Stored records —
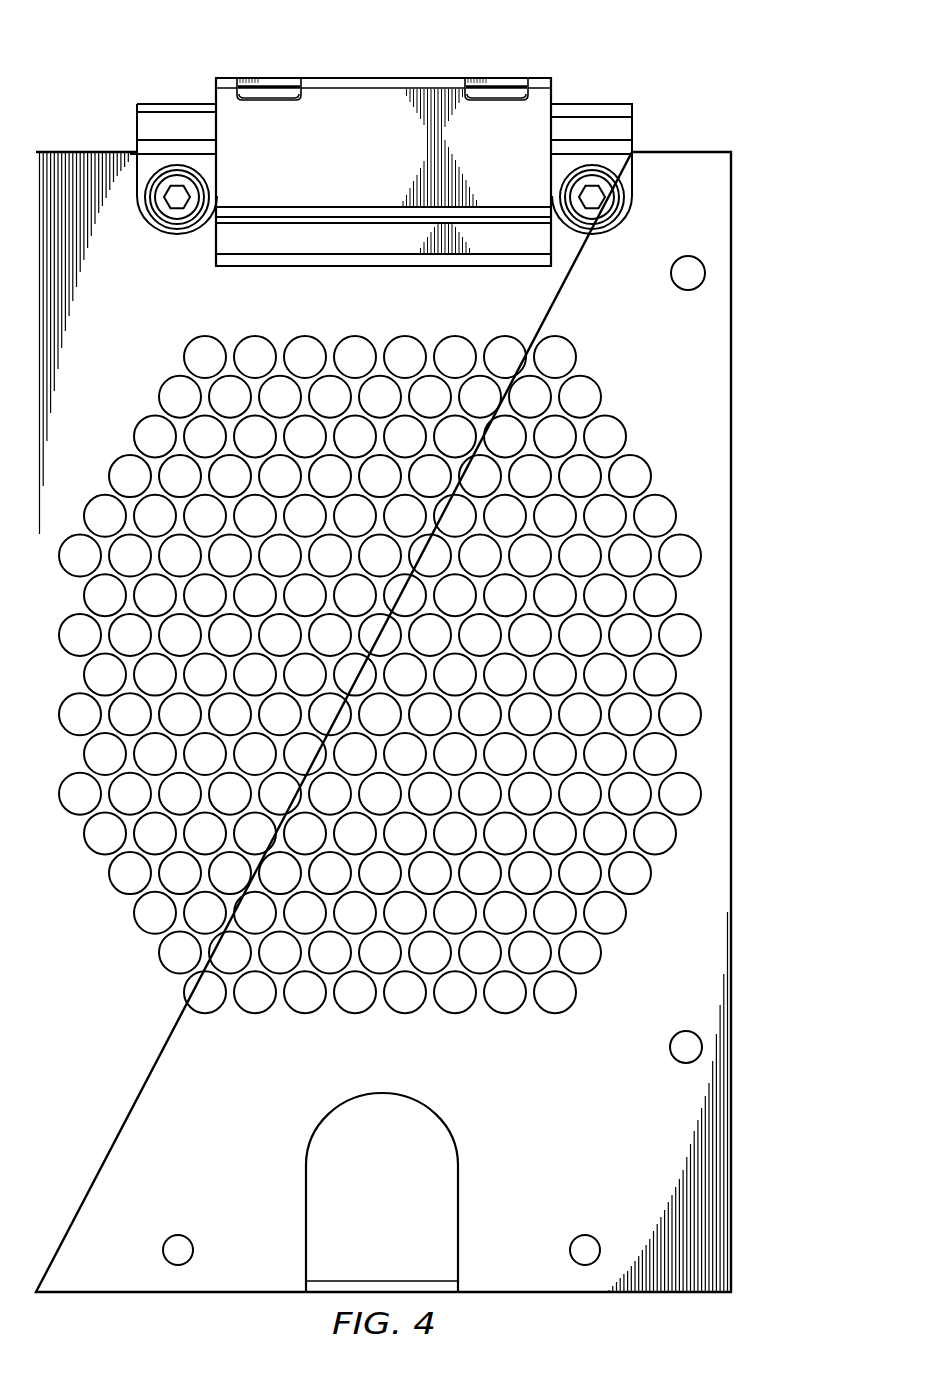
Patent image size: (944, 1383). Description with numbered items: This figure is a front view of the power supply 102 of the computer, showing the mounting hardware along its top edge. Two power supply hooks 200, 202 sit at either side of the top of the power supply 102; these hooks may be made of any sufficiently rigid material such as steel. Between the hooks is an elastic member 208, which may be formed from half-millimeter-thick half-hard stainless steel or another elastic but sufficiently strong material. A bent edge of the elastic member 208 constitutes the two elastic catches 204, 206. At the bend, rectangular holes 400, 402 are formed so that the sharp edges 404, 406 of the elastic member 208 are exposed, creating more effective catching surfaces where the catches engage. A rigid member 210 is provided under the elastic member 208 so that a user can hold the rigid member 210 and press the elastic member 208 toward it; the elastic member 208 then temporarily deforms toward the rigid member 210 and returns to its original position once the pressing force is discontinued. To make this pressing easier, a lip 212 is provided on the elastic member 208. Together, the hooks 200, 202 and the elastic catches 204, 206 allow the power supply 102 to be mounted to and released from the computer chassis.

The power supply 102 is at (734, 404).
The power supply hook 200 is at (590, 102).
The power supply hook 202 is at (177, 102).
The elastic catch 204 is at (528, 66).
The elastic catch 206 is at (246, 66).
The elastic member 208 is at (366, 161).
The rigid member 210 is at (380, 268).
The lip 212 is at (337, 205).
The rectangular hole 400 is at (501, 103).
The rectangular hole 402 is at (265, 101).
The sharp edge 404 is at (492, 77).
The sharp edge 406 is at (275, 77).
...
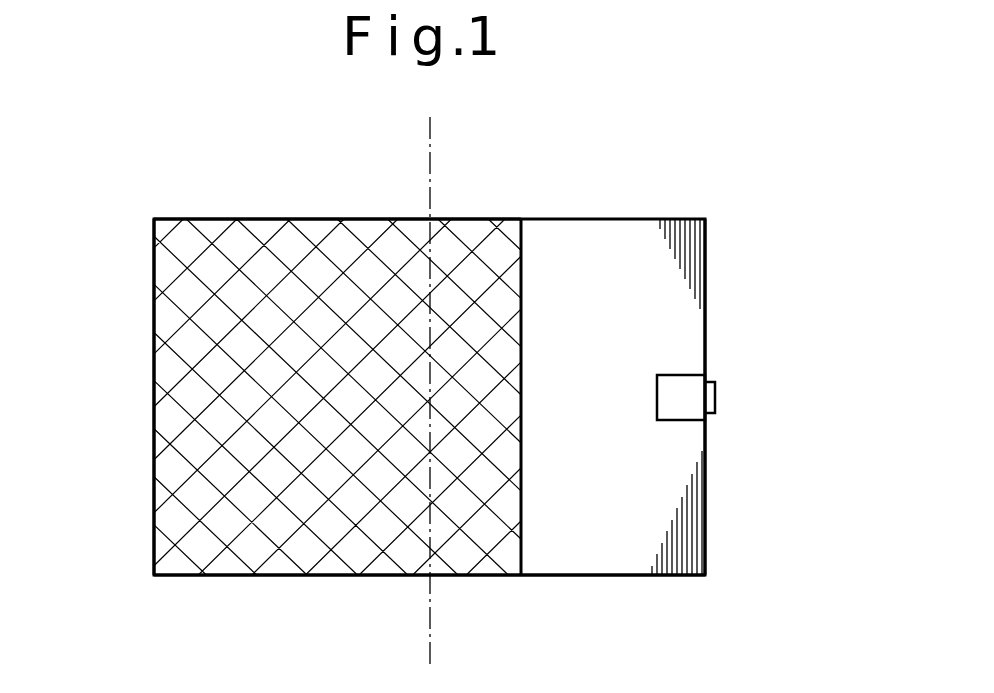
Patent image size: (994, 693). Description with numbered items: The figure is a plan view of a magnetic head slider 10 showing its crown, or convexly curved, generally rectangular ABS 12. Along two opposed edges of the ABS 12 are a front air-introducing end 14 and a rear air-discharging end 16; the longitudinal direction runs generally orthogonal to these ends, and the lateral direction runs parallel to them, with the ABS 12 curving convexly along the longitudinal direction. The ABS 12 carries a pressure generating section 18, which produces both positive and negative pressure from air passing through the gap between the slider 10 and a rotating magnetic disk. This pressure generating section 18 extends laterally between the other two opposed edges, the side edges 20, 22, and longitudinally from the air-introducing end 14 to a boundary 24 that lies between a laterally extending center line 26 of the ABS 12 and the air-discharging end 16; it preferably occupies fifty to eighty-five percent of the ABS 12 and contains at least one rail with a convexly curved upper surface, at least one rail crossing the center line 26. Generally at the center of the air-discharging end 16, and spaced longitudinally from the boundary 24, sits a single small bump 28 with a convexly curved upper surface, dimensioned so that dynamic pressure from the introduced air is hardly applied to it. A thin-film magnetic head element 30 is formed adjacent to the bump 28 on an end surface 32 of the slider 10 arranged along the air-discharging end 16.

Task requirements — Rewrite the stretch from the line containing "Patent image size: (944, 1383)." through the line containing "The sharp edge 406 is at (275, 77).", changing "chassis" to "frame" and leaving everything else as it is.

The output —
Patent image size: (944, 1383). Description with numbered items: This figure is a front view of the power supply 102 of the computer, showing the mounting hardware along its top edge. Two power supply hooks 200, 202 sit at either side of the top of the power supply 102; these hooks may be made of any sufficiently rigid material such as steel. Between the hooks is an elastic member 208, which may be formed from half-millimeter-thick half-hard stainless steel or another elastic but sufficiently strong material. A bent edge of the elastic member 208 constitutes the two elastic catches 204, 206. At the bend, rectangular holes 400, 402 are formed so that the sharp edges 404, 406 of the elastic member 208 are exposed, creating more effective catching surfaces where the catches engage. A rigid member 210 is provided under the elastic member 208 so that a user can hold the rigid member 210 and press the elastic member 208 toward it; the elastic member 208 then temporarily deforms toward the rigid member 210 and returns to its original position once the pressing force is discontinued. To make this pressing easier, a lip 212 is provided on the elastic member 208. Together, the hooks 200, 202 and the elastic catches 204, 206 allow the power supply 102 to be mounted to and released from the computer frame.

The power supply 102 is at (734, 404).
The power supply hook 200 is at (590, 102).
The power supply hook 202 is at (177, 102).
The elastic catch 204 is at (528, 66).
The elastic catch 206 is at (246, 66).
The elastic member 208 is at (366, 161).
The rigid member 210 is at (380, 268).
The lip 212 is at (337, 205).
The rectangular hole 400 is at (501, 103).
The rectangular hole 402 is at (265, 101).
The sharp edge 404 is at (492, 77).
The sharp edge 406 is at (275, 77).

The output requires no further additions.